• _EXERCISE OBJECTIVE_
Nothing in the data should change when you return it, but leave the pictures out.

--- Start DATA ROWS ---

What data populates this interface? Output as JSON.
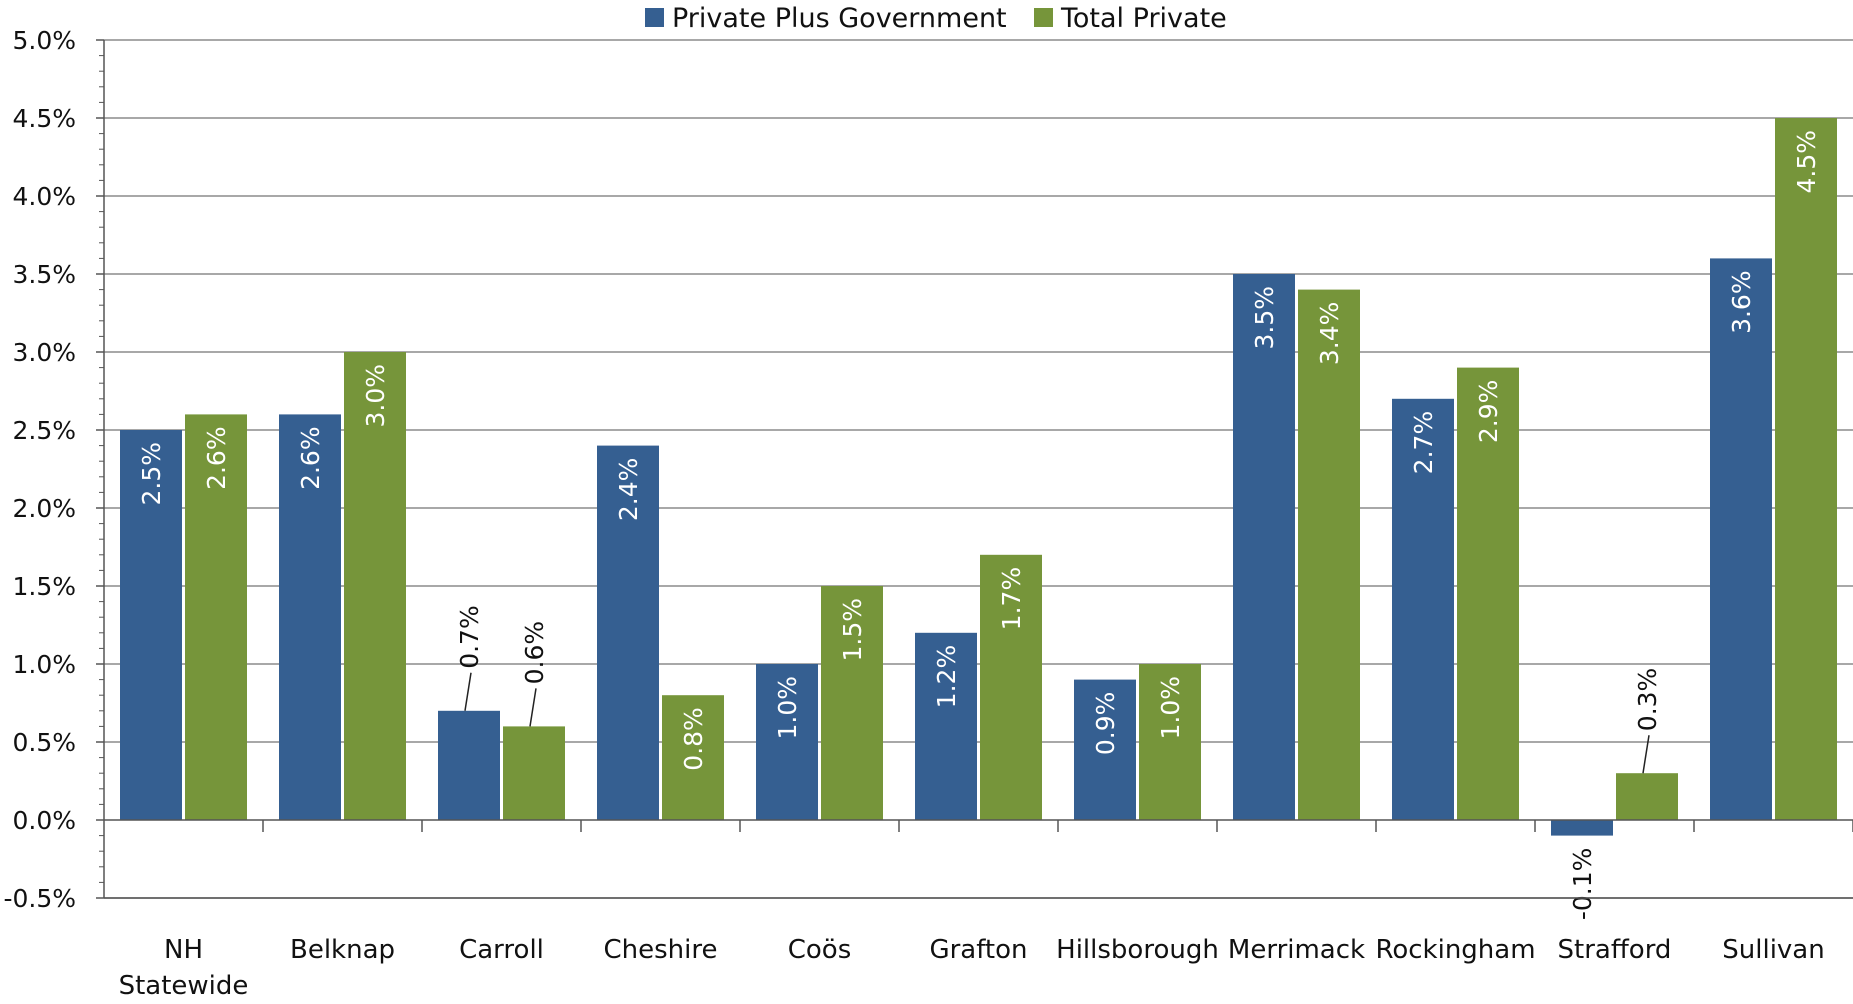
{
  "chart_data": {
    "type": "bar",
    "categories": [
      [
        "NH",
        "Statewide"
      ],
      [
        "Belknap"
      ],
      [
        "Carroll"
      ],
      [
        "Cheshire"
      ],
      [
        "Coös"
      ],
      [
        "Grafton"
      ],
      [
        "Hillsborough"
      ],
      [
        "Merrimack"
      ],
      [
        "Rockingham"
      ],
      [
        "Strafford"
      ],
      [
        "Sullivan"
      ]
    ],
    "series": [
      {
        "name": "Private Plus Government",
        "color": "#355f91",
        "values": [
          2.5,
          2.6,
          0.7,
          2.4,
          1.0,
          1.2,
          0.9,
          3.5,
          2.7,
          -0.1,
          3.6
        ],
        "labels": [
          "2.5%",
          "2.6%",
          "0.7%",
          "2.4%",
          "1.0%",
          "1.2%",
          "0.9%",
          "3.5%",
          "2.7%",
          "-0.1%",
          "3.6%"
        ]
      },
      {
        "name": "Total Private",
        "color": "#76953a",
        "values": [
          2.6,
          3.0,
          0.6,
          0.8,
          1.5,
          1.7,
          1.0,
          3.4,
          2.9,
          0.3,
          4.5
        ],
        "labels": [
          "2.6%",
          "3.0%",
          "0.6%",
          "0.8%",
          "1.5%",
          "1.7%",
          "1.0%",
          "3.4%",
          "2.9%",
          "0.3%",
          "4.5%"
        ]
      }
    ],
    "y_ticks": [
      "5.0%",
      "4.5%",
      "4.0%",
      "3.5%",
      "3.0%",
      "2.5%",
      "2.0%",
      "1.5%",
      "1.0%",
      "0.5%",
      "0.0%",
      "-0.5%"
    ],
    "ylim": [
      -0.5,
      5.0
    ],
    "y_step": 0.5,
    "grid": true,
    "legend_position": "top-center",
    "title": "",
    "xlabel": "",
    "ylabel": ""
  }
}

--- End DATA ROWS ---

• _FULL SOLUTION_
What data populates this interface? Output as JSON.
{
  "chart_data": {
    "type": "bar",
    "categories": [
      [
        "NH",
        "Statewide"
      ],
      [
        "Belknap"
      ],
      [
        "Carroll"
      ],
      [
        "Cheshire"
      ],
      [
        "Coös"
      ],
      [
        "Grafton"
      ],
      [
        "Hillsborough"
      ],
      [
        "Merrimack"
      ],
      [
        "Rockingham"
      ],
      [
        "Strafford"
      ],
      [
        "Sullivan"
      ]
    ],
    "series": [
      {
        "name": "Private Plus Government",
        "color": "#355f91",
        "values": [
          2.5,
          2.6,
          0.7,
          2.4,
          1.0,
          1.2,
          0.9,
          3.5,
          2.7,
          -0.1,
          3.6
        ],
        "labels": [
          "2.5%",
          "2.6%",
          "0.7%",
          "2.4%",
          "1.0%",
          "1.2%",
          "0.9%",
          "3.5%",
          "2.7%",
          "-0.1%",
          "3.6%"
        ]
      },
      {
        "name": "Total Private",
        "color": "#76953a",
        "values": [
          2.6,
          3.0,
          0.6,
          0.8,
          1.5,
          1.7,
          1.0,
          3.4,
          2.9,
          0.3,
          4.5
        ],
        "labels": [
          "2.6%",
          "3.0%",
          "0.6%",
          "0.8%",
          "1.5%",
          "1.7%",
          "1.0%",
          "3.4%",
          "2.9%",
          "0.3%",
          "4.5%"
        ]
      }
    ],
    "y_ticks": [
      "5.0%",
      "4.5%",
      "4.0%",
      "3.5%",
      "3.0%",
      "2.5%",
      "2.0%",
      "1.5%",
      "1.0%",
      "0.5%",
      "0.0%",
      "-0.5%"
    ],
    "ylim": [
      -0.5,
      5.0
    ],
    "y_step": 0.5,
    "grid": true,
    "legend_position": "top-center",
    "title": "",
    "xlabel": "",
    "ylabel": ""
  }
}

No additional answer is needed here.